**Challenge**
Identify the lines that contain the word "máme" and copy each one.

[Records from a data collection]
"""

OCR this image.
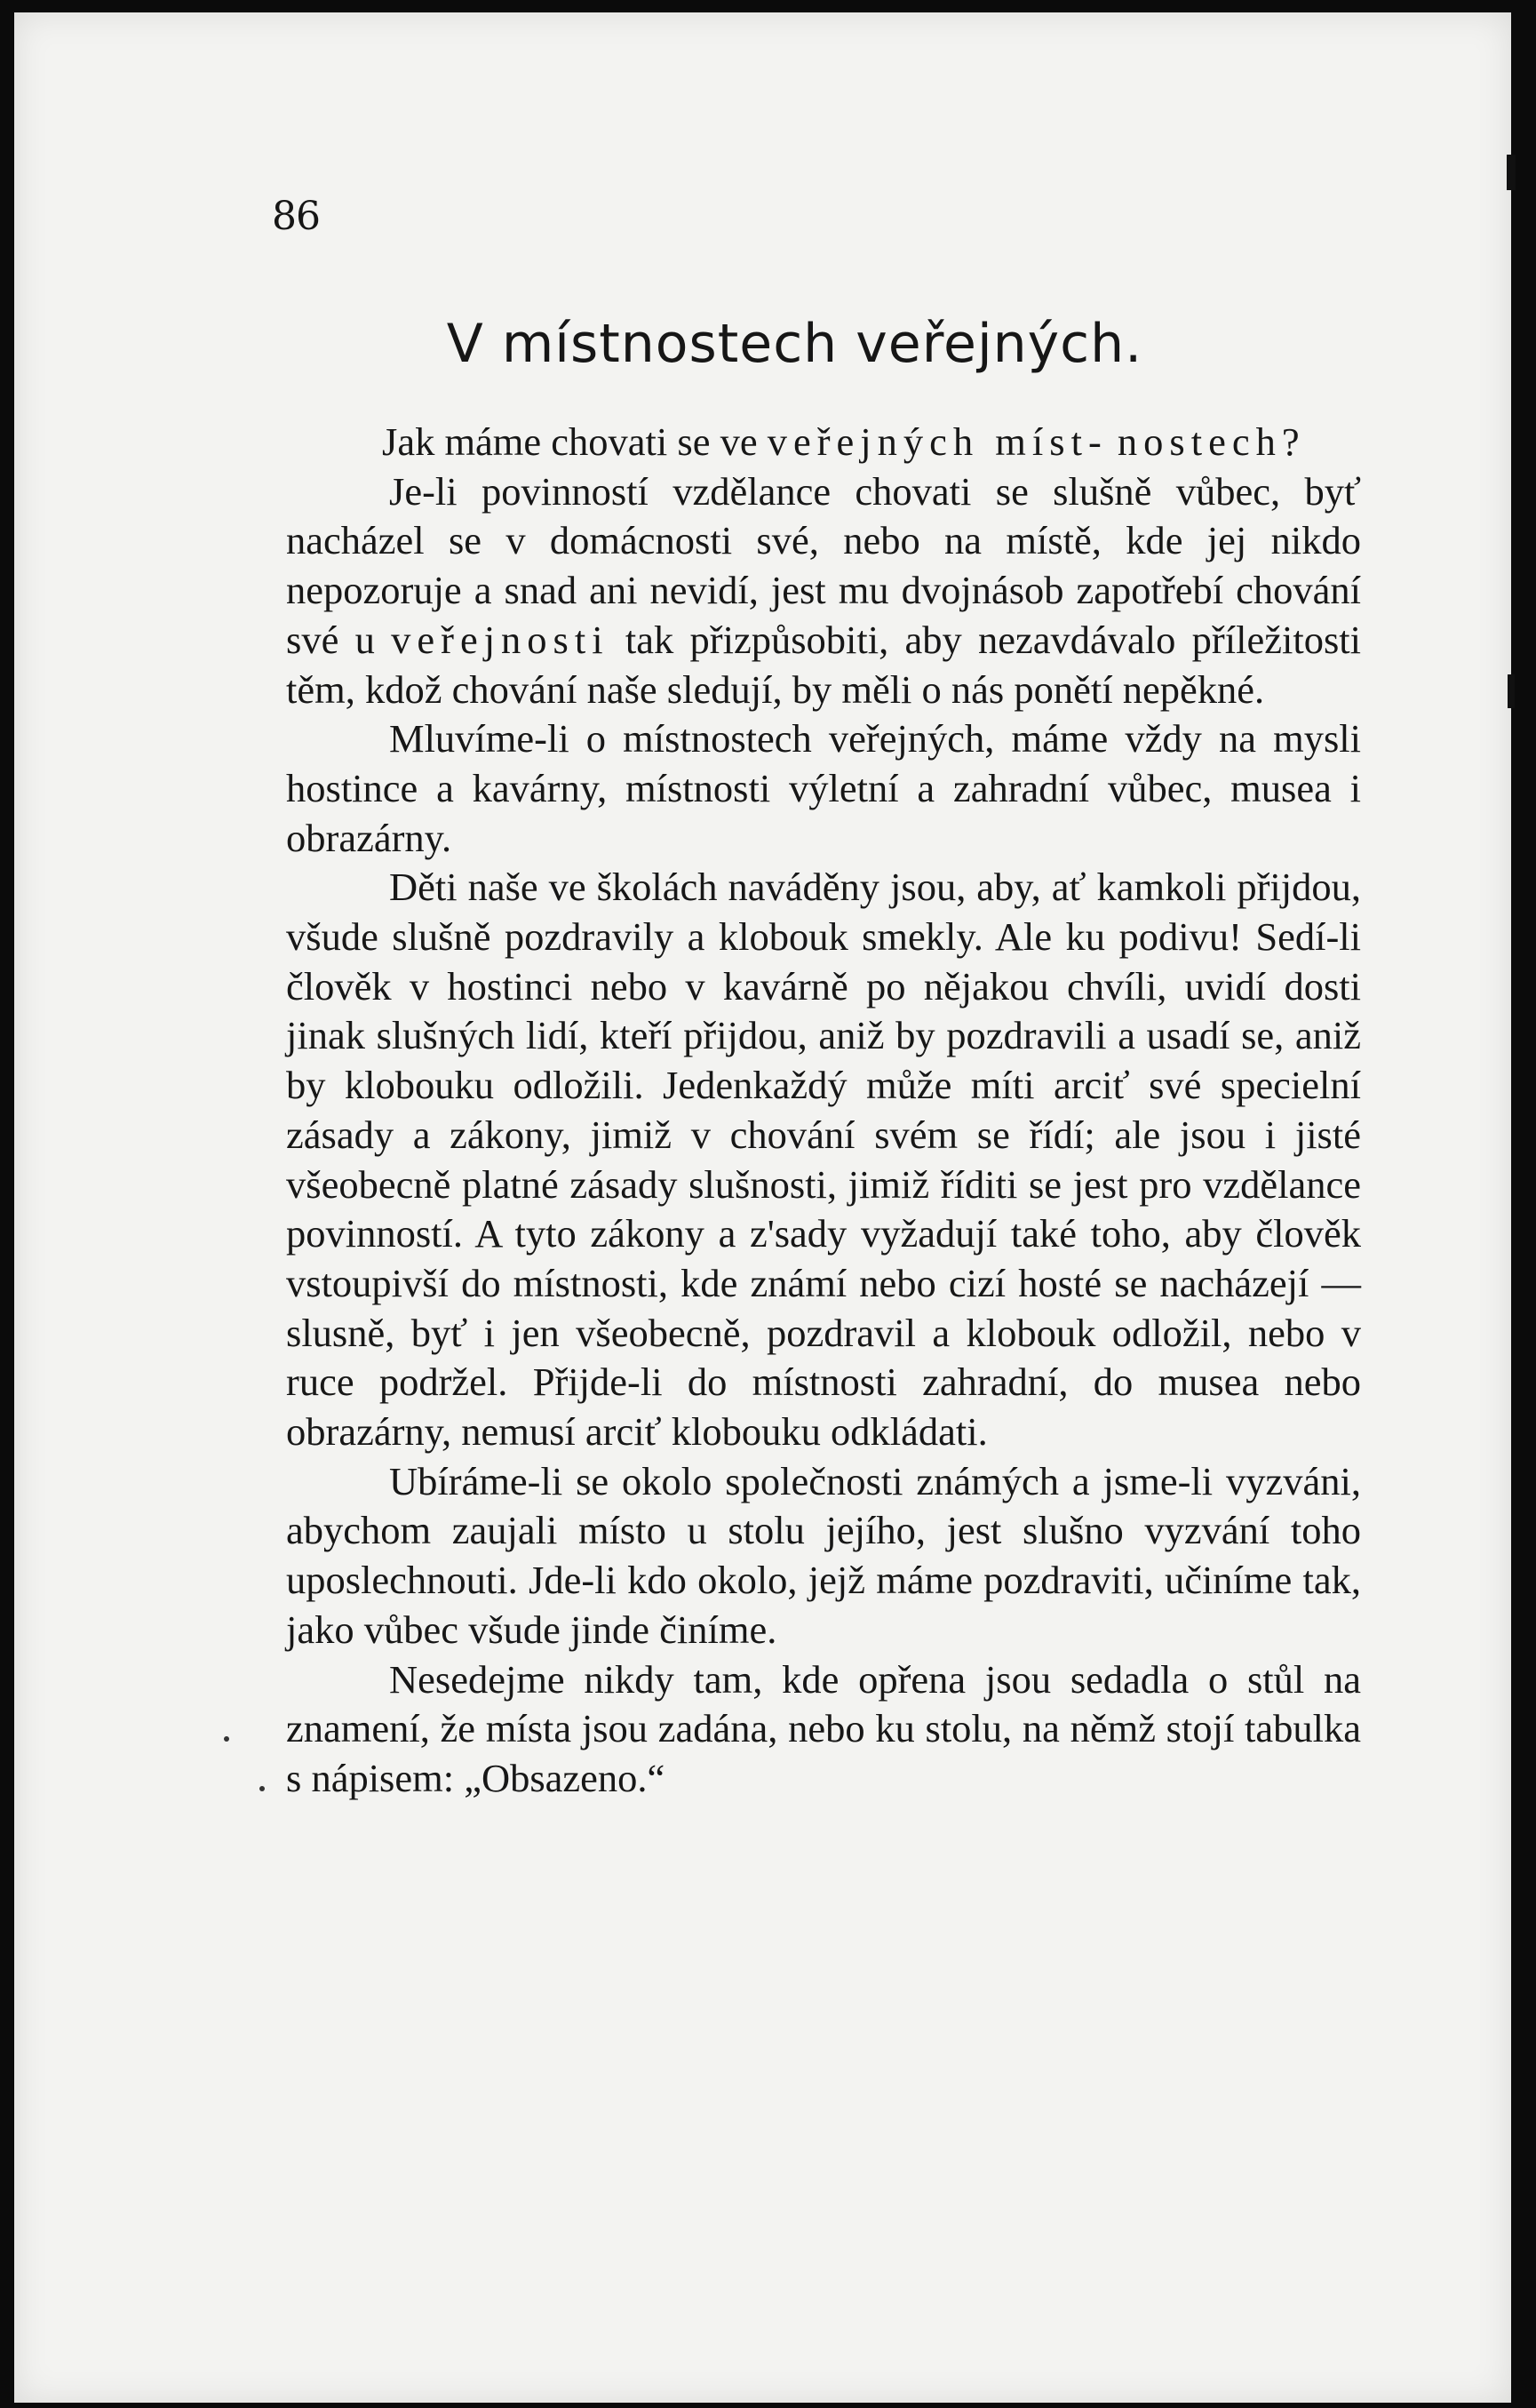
86
V místnostech veřejných.

Jak máme chovati se ve veřejných míst- nostech?

Je-li povinností vzdělance chovati se slušně vůbec, byť nacházel se v domácnosti své, nebo na místě, kde jej nikdo nepozoruje a snad ani nevidí, jest mu dvojnásob zapotřebí chování své u veřejnosti tak přizpůsobiti, aby nezavdávalo příležitosti těm, kdož chování naše sledují, by měli o nás ponětí nepěkné.

Mluvíme-li o místnostech veřejných, máme vždy na mysli hostince a kavárny, místnosti výletní a zahradní vůbec, musea i obrazárny.

Děti naše ve školách naváděny jsou, aby, ať kamkoli přijdou, všude slušně pozdravily a klobouk smekly. Ale ku podivu! Sedí-li člověk v hostinci nebo v kavárně po nějakou chvíli, uvidí dosti jinak slušných lidí, kteří přijdou, aniž by pozdravili a usadí se, aniž by klobouku odložili. Jedenkaždý může míti arciť své specielní zásady a zákony, jimiž v chování svém se řídí; ale jsou i jisté všeobecně platné zásady slušnosti, jimiž říditi se jest pro vzdělance povinností. A tyto zákony a z'sady vyžadují také toho, aby člověk vstoupivší do místnosti, kde známí nebo cizí hosté se nacházejí — slusně, byť i jen všeobecně, pozdravil a klobouk odložil, nebo v ruce podržel. Přijde-li do místnosti zahradní, do musea nebo obrazárny, nemusí arciť klobouku odkládati.

Ubíráme-li se okolo společnosti známých a jsme-li vyzváni, abychom zaujali místo u stolu jejího, jest slušno vyzvání toho uposlechnouti. Jde-li kdo okolo, jejž máme pozdraviti, učiníme tak, jako vůbec všude jinde činíme.

Nesedejme nikdy tam, kde opřena jsou sedadla o stůl na znamení, že místa jsou zadána, nebo ku stolu, na němž stojí tabulka s nápisem: „Obsazeno.“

"""

**Solution to this exercise**
Jak máme chovati se ve veřejných míst- nostech?
Mluvíme-li o místnostech veřejných, máme vždy na mysli hostince a kavárny, místnosti výletní a zahradní vůbec, musea i obrazárny.
Ubíráme-li se okolo společnosti známých a jsme-li vyzváni, abychom zaujali místo u stolu jejího, jest slušno vyzvání toho uposlechnouti. Jde-li kdo okolo, jejž máme pozdraviti, učiníme tak, jako vůbec všude jinde činíme.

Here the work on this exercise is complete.